Stated exercise:
Output the data that follows exactly, line for line.

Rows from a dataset
++++++++++

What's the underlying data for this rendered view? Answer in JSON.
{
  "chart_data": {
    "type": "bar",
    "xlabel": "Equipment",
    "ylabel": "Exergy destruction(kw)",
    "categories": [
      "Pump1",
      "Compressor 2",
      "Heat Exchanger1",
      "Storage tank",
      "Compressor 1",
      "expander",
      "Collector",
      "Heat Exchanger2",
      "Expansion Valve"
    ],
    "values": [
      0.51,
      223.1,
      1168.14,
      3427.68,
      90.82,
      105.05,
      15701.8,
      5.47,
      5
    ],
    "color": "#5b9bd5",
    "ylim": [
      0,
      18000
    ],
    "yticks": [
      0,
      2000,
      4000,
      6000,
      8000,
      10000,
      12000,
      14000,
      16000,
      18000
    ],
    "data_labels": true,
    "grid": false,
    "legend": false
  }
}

++++++++++

Response to the exercise:
What's the underlying data for this rendered view? Answer in JSON.
{
  "chart_data": {
    "type": "bar",
    "xlabel": "Equipment",
    "ylabel": "Exergy destruction(kw)",
    "categories": [
      "Pump1",
      "Compressor 2",
      "Heat Exchanger1",
      "Storage tank",
      "Compressor 1",
      "expander",
      "Collector",
      "Heat Exchanger2",
      "Expansion Valve"
    ],
    "values": [
      0.51,
      223.1,
      1168.14,
      3427.68,
      90.82,
      105.05,
      15701.8,
      5.47,
      5
    ],
    "color": "#5b9bd5",
    "ylim": [
      0,
      18000
    ],
    "yticks": [
      0,
      2000,
      4000,
      6000,
      8000,
      10000,
      12000,
      14000,
      16000,
      18000
    ],
    "data_labels": true,
    "grid": false,
    "legend": false
  }
}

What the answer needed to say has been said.